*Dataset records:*
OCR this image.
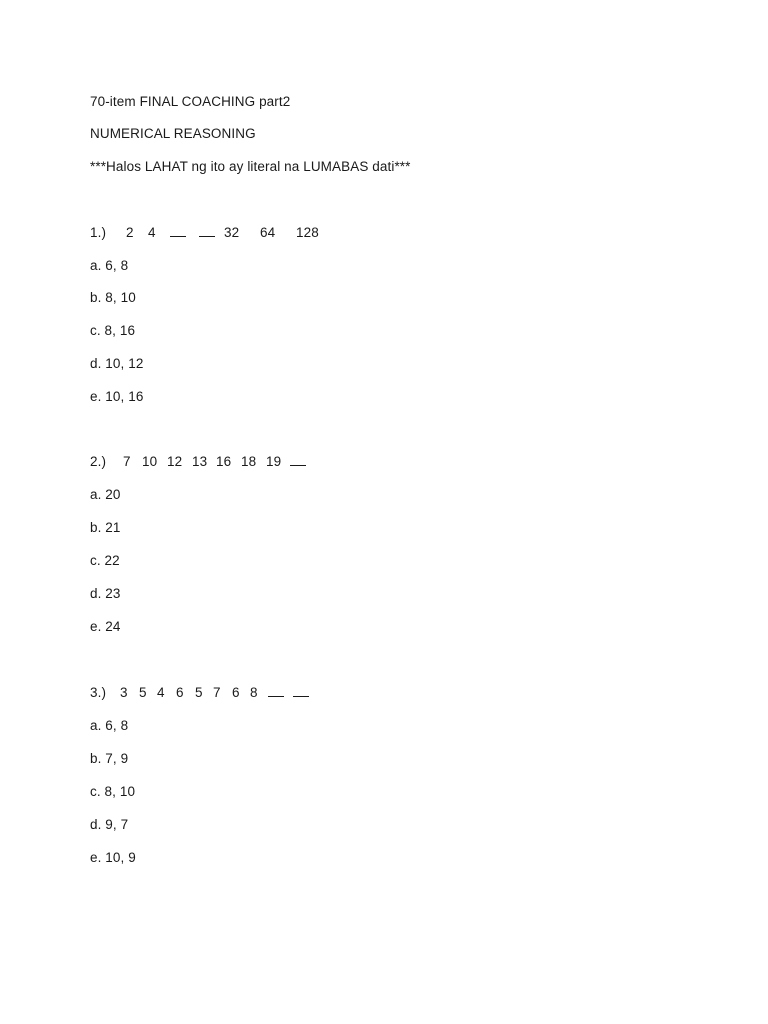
70-item FINAL COACHING part2
NUMERICAL REASONING
***Halos LAHAT ng ito ay literal na LUMABAS dati***
1.)	2	4	32	64	128
a. 6, 8
b. 8, 10
c. 8, 16
d. 10, 12
e. 10, 16
2.)	7 10 12 13 16 18 19
a. 20
b. 21
c. 22
d. 23
e. 24
3.)	3 5 4 6 5 7 6 8
a. 6, 8
b. 7, 9
c. 8, 10
d. 9, 7
e. 10, 9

*Exercise directions:* Write out every record above exactly as it stands, but leave out the pictures.

*Expected answer:*
OCR this image.
70-item FINAL COACHING part2
NUMERICAL REASONING
***Halos LAHAT ng ito ay literal na LUMABAS dati***
1.)	2	4	32	64	128
a. 6, 8
b. 8, 10
c. 8, 16
d. 10, 12
e. 10, 16
2.)	7 10 12 13 16 18 19
a. 20
b. 21
c. 22
d. 23
e. 24
3.)	3 5 4 6 5 7 6 8
a. 6, 8
b. 7, 9
c. 8, 10
d. 9, 7
e. 10, 9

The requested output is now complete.